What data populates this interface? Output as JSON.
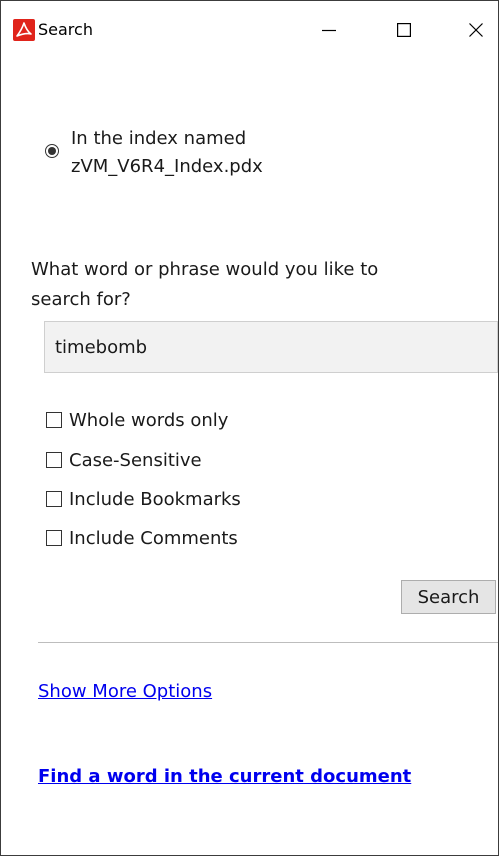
{
  "window": {
    "title": "Search",
    "icon": "adobe-acrobat-icon",
    "controls": [
      "minimize-icon",
      "maximize-icon",
      "close-icon"
    ],
    "accent_color": "#e0241b"
  },
  "index_option": {
    "label_line1": "In the index named",
    "label_line2": "zVM_V6R4_Index.pdx",
    "selected": true
  },
  "search": {
    "question_line1": "What word or phrase would you like to",
    "question_line2": "search for?",
    "value": "timebomb"
  },
  "options": [
    {
      "label": "Whole words only",
      "checked": false
    },
    {
      "label": "Case-Sensitive",
      "checked": false
    },
    {
      "label": "Include Bookmarks",
      "checked": false
    },
    {
      "label": "Include Comments",
      "checked": false
    }
  ],
  "actions": {
    "search_label": "Search",
    "more_options_label": "Show More Options",
    "find_in_document_label": "Find a word in the current document"
  },
  "colors": {
    "link": "#0000ee",
    "input_bg": "#f2f2f2",
    "button_bg": "#e5e5e5"
  }
}
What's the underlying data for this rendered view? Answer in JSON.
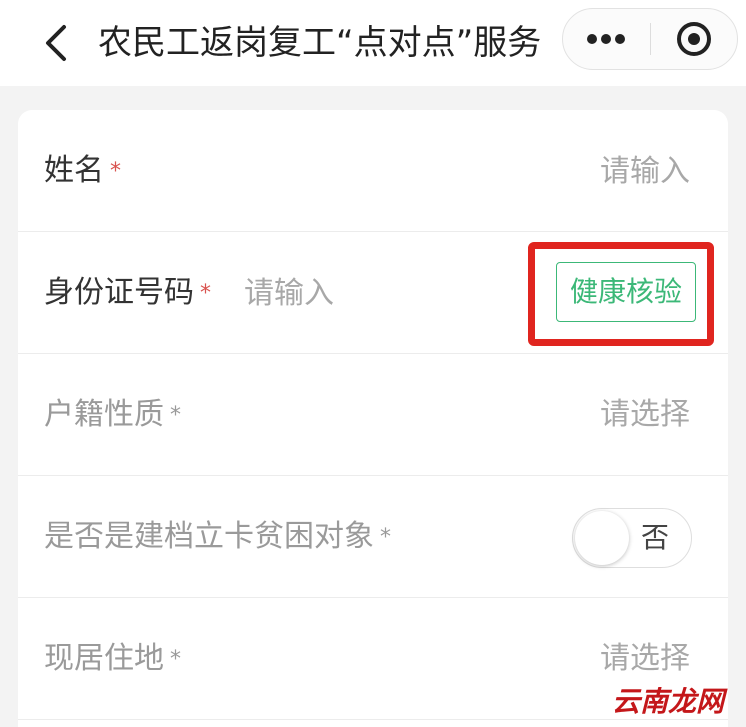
{
  "navbar": {
    "title": "农民工返岗复工“点对点”服务",
    "back_icon": "chevron-left-icon",
    "more_icon": "more-dots-icon",
    "close_icon": "target-close-icon"
  },
  "form": {
    "name": {
      "label": "姓名",
      "required_mark": "*",
      "placeholder": "请输入"
    },
    "id_number": {
      "label": "身份证号码",
      "required_mark": "*",
      "placeholder": "请输入",
      "verify_button": "健康核验"
    },
    "household_type": {
      "label": "户籍性质",
      "required_mark": "*",
      "value": "请选择"
    },
    "poverty_target": {
      "label": "是否是建档立卡贫困对象",
      "required_mark": "*",
      "toggle_text": "否",
      "checked": false
    },
    "residence": {
      "label": "现居住地",
      "required_mark": "*",
      "value": "请选择"
    }
  },
  "colors": {
    "accent_green": "#3cb878",
    "required_red": "#d9534f",
    "highlight_red": "#e0251f"
  },
  "watermark": "云南龙网"
}
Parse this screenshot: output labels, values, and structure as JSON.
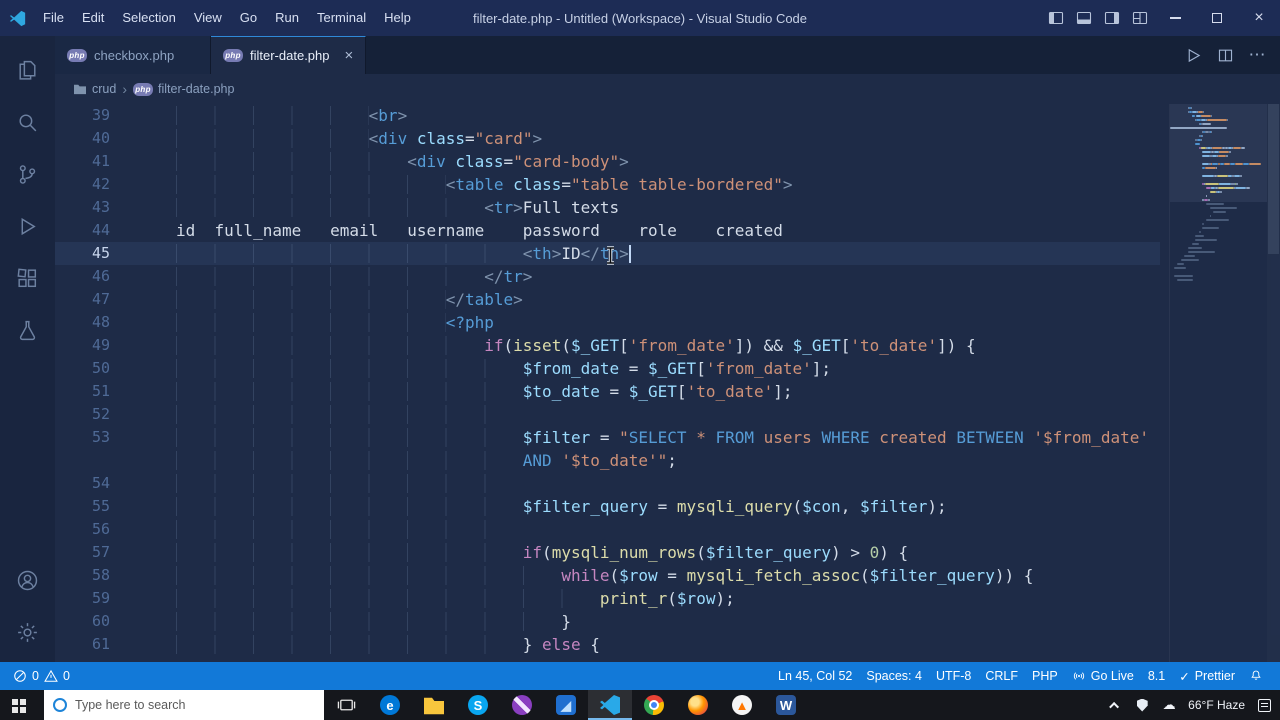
{
  "icons": {
    "php_badge": "php",
    "close": "×",
    "ellipsis": "⋯",
    "check": "✓",
    "chevron": "›",
    "cloud": "☁"
  },
  "title_bar": {
    "menus": [
      "File",
      "Edit",
      "Selection",
      "View",
      "Go",
      "Run",
      "Terminal",
      "Help"
    ],
    "title": "filter-date.php - Untitled (Workspace) - Visual Studio Code"
  },
  "tabs": [
    {
      "label": "checkbox.php",
      "active": false
    },
    {
      "label": "filter-date.php",
      "active": true
    }
  ],
  "breadcrumb": {
    "folder": "crud",
    "file": "filter-date.php"
  },
  "editor": {
    "active_line": 45,
    "cursor": "Ln 45, Col 52",
    "lines": [
      {
        "n": "39",
        "t": [
          [
            "ind",
            "                    "
          ],
          [
            "br",
            "<"
          ],
          [
            "tag",
            "br"
          ],
          [
            "br",
            ">"
          ]
        ]
      },
      {
        "n": "40",
        "t": [
          [
            "ind",
            "                    "
          ],
          [
            "br",
            "<"
          ],
          [
            "tag",
            "div"
          ],
          [
            "p",
            " "
          ],
          [
            "attr",
            "class"
          ],
          [
            "p",
            "="
          ],
          [
            "str",
            "\"card\""
          ],
          [
            "br",
            ">"
          ]
        ]
      },
      {
        "n": "41",
        "t": [
          [
            "ind",
            "                        "
          ],
          [
            "br",
            "<"
          ],
          [
            "tag",
            "div"
          ],
          [
            "p",
            " "
          ],
          [
            "attr",
            "class"
          ],
          [
            "p",
            "="
          ],
          [
            "str",
            "\"card-body\""
          ],
          [
            "br",
            ">"
          ]
        ]
      },
      {
        "n": "42",
        "t": [
          [
            "ind",
            "                            "
          ],
          [
            "br",
            "<"
          ],
          [
            "tag",
            "table"
          ],
          [
            "p",
            " "
          ],
          [
            "attr",
            "class"
          ],
          [
            "p",
            "="
          ],
          [
            "str",
            "\"table table-bordered\""
          ],
          [
            "br",
            ">"
          ]
        ]
      },
      {
        "n": "43",
        "t": [
          [
            "ind",
            "                                "
          ],
          [
            "br",
            "<"
          ],
          [
            "tag",
            "tr"
          ],
          [
            "br",
            ">"
          ],
          [
            "txt",
            "Full texts"
          ]
        ]
      },
      {
        "n": "44",
        "t": [
          [
            "txt",
            "id  full_name   email   username    password    role    created"
          ]
        ]
      },
      {
        "n": "45",
        "active": true,
        "caret": true,
        "t": [
          [
            "ind",
            "                                    "
          ],
          [
            "br",
            "<"
          ],
          [
            "tag",
            "th"
          ],
          [
            "br",
            ">"
          ],
          [
            "txt",
            "ID"
          ],
          [
            "br",
            "</"
          ],
          [
            "tag",
            "th"
          ],
          [
            "br",
            ">"
          ]
        ]
      },
      {
        "n": "46",
        "t": [
          [
            "ind",
            "                                "
          ],
          [
            "br",
            "</"
          ],
          [
            "tag",
            "tr"
          ],
          [
            "br",
            ">"
          ]
        ]
      },
      {
        "n": "47",
        "t": [
          [
            "ind",
            "                            "
          ],
          [
            "br",
            "</"
          ],
          [
            "tag",
            "table"
          ],
          [
            "br",
            ">"
          ]
        ]
      },
      {
        "n": "48",
        "t": [
          [
            "ind",
            "                            "
          ],
          [
            "php",
            "<?php"
          ]
        ]
      },
      {
        "n": "49",
        "t": [
          [
            "ind",
            "                                "
          ],
          [
            "kw",
            "if"
          ],
          [
            "p",
            "("
          ],
          [
            "fn",
            "isset"
          ],
          [
            "p",
            "("
          ],
          [
            "var",
            "$_GET"
          ],
          [
            "p",
            "["
          ],
          [
            "str",
            "'from_date'"
          ],
          [
            "p",
            "]) "
          ],
          [
            "p",
            "&& "
          ],
          [
            "var",
            "$_GET"
          ],
          [
            "p",
            "["
          ],
          [
            "str",
            "'to_date'"
          ],
          [
            "p",
            "]) {"
          ]
        ]
      },
      {
        "n": "50",
        "t": [
          [
            "ind",
            "                                    "
          ],
          [
            "var",
            "$from_date"
          ],
          [
            "p",
            " = "
          ],
          [
            "var",
            "$_GET"
          ],
          [
            "p",
            "["
          ],
          [
            "str",
            "'from_date'"
          ],
          [
            "p",
            "];"
          ]
        ]
      },
      {
        "n": "51",
        "t": [
          [
            "ind",
            "                                    "
          ],
          [
            "var",
            "$to_date"
          ],
          [
            "p",
            " = "
          ],
          [
            "var",
            "$_GET"
          ],
          [
            "p",
            "["
          ],
          [
            "str",
            "'to_date'"
          ],
          [
            "p",
            "];"
          ]
        ]
      },
      {
        "n": "52",
        "t": [
          [
            "ind",
            "                                    "
          ]
        ]
      },
      {
        "n": "53",
        "t": [
          [
            "ind",
            "                                    "
          ],
          [
            "var",
            "$filter"
          ],
          [
            "p",
            " = "
          ],
          [
            "str",
            "\""
          ],
          [
            "sql",
            "SELECT"
          ],
          [
            "str",
            " * "
          ],
          [
            "sql",
            "FROM"
          ],
          [
            "str",
            " users "
          ],
          [
            "sql",
            "WHERE"
          ],
          [
            "str",
            " created "
          ],
          [
            "sql",
            "BETWEEN"
          ],
          [
            "str",
            " '$from_date'"
          ]
        ]
      },
      {
        "n": "",
        "t": [
          [
            "ind",
            "                                    "
          ],
          [
            "sql",
            "AND"
          ],
          [
            "str",
            " '$to_date'\""
          ],
          [
            "p",
            ";"
          ]
        ]
      },
      {
        "n": "54",
        "t": [
          [
            "ind",
            "                                    "
          ]
        ]
      },
      {
        "n": "55",
        "t": [
          [
            "ind",
            "                                    "
          ],
          [
            "var",
            "$filter_query"
          ],
          [
            "p",
            " = "
          ],
          [
            "fn",
            "mysqli_query"
          ],
          [
            "p",
            "("
          ],
          [
            "var",
            "$con"
          ],
          [
            "p",
            ", "
          ],
          [
            "var",
            "$filter"
          ],
          [
            "p",
            ");"
          ]
        ]
      },
      {
        "n": "56",
        "t": [
          [
            "ind",
            "                                    "
          ]
        ]
      },
      {
        "n": "57",
        "t": [
          [
            "ind",
            "                                    "
          ],
          [
            "kw",
            "if"
          ],
          [
            "p",
            "("
          ],
          [
            "fn",
            "mysqli_num_rows"
          ],
          [
            "p",
            "("
          ],
          [
            "var",
            "$filter_query"
          ],
          [
            "p",
            ") "
          ],
          [
            "p",
            "> "
          ],
          [
            "num",
            "0"
          ],
          [
            "p",
            ") {"
          ]
        ]
      },
      {
        "n": "58",
        "t": [
          [
            "ind",
            "                                        "
          ],
          [
            "kw",
            "while"
          ],
          [
            "p",
            "("
          ],
          [
            "var",
            "$row"
          ],
          [
            "p",
            " = "
          ],
          [
            "fn",
            "mysqli_fetch_assoc"
          ],
          [
            "p",
            "("
          ],
          [
            "var",
            "$filter_query"
          ],
          [
            "p",
            ")) {"
          ]
        ]
      },
      {
        "n": "59",
        "t": [
          [
            "ind",
            "                                            "
          ],
          [
            "fn",
            "print_r"
          ],
          [
            "p",
            "("
          ],
          [
            "var",
            "$row"
          ],
          [
            "p",
            ");"
          ]
        ]
      },
      {
        "n": "60",
        "t": [
          [
            "ind",
            "                                        "
          ],
          [
            "p",
            "}"
          ]
        ]
      },
      {
        "n": "61",
        "t": [
          [
            "ind",
            "                                    "
          ],
          [
            "p",
            "} "
          ],
          [
            "kw",
            "else"
          ],
          [
            "p",
            " {"
          ]
        ]
      }
    ]
  },
  "status_bar": {
    "errors": "0",
    "warnings": "0",
    "line_col": "Ln 45, Col 52",
    "spaces": "Spaces: 4",
    "encoding": "UTF-8",
    "eol": "CRLF",
    "language": "PHP",
    "go_live": "Go Live",
    "php_version": "8.1",
    "prettier": "Prettier"
  },
  "taskbar": {
    "search_placeholder": "Type here to search",
    "weather": "66°F Haze",
    "apps": [
      {
        "name": "edge",
        "shape": "circle",
        "bg": "#0078d7",
        "glyph": "e",
        "fg": "#ffffff"
      },
      {
        "name": "file-explorer",
        "shape": "folder",
        "bg": "#f8c63d",
        "glyph": ""
      },
      {
        "name": "skype",
        "shape": "circle",
        "bg": "#09a6f0",
        "glyph": "S",
        "fg": "#ffffff"
      },
      {
        "name": "design-app",
        "shape": "pen",
        "glyph": ""
      },
      {
        "name": "photos",
        "shape": "rsquare",
        "bg": "#1f6fd0",
        "glyph": "◢",
        "fg": "#bfe0ff"
      },
      {
        "name": "vscode",
        "shape": "vscode",
        "bg": "#29a9e8",
        "glyph": "",
        "active": true
      },
      {
        "name": "chrome",
        "shape": "chrome",
        "glyph": ""
      },
      {
        "name": "firefox",
        "shape": "firefox",
        "glyph": ""
      },
      {
        "name": "vlc",
        "shape": "circle",
        "bg": "#f5f5f5",
        "glyph": "▲",
        "fg": "#ff7700"
      },
      {
        "name": "word",
        "shape": "rsquare",
        "bg": "#2b579a",
        "glyph": "W",
        "fg": "#ffffff"
      }
    ]
  }
}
========
▸ **PROBLEM REQUIREMENTS**: Filter the records down to the lines that contain the string "data", and copy those lines.

▸ **ANSWER TO THIS PROBLEM**:
What data populates this interface? Output as JSON.
What's the underlying data for this rendered view? Answer in JSON.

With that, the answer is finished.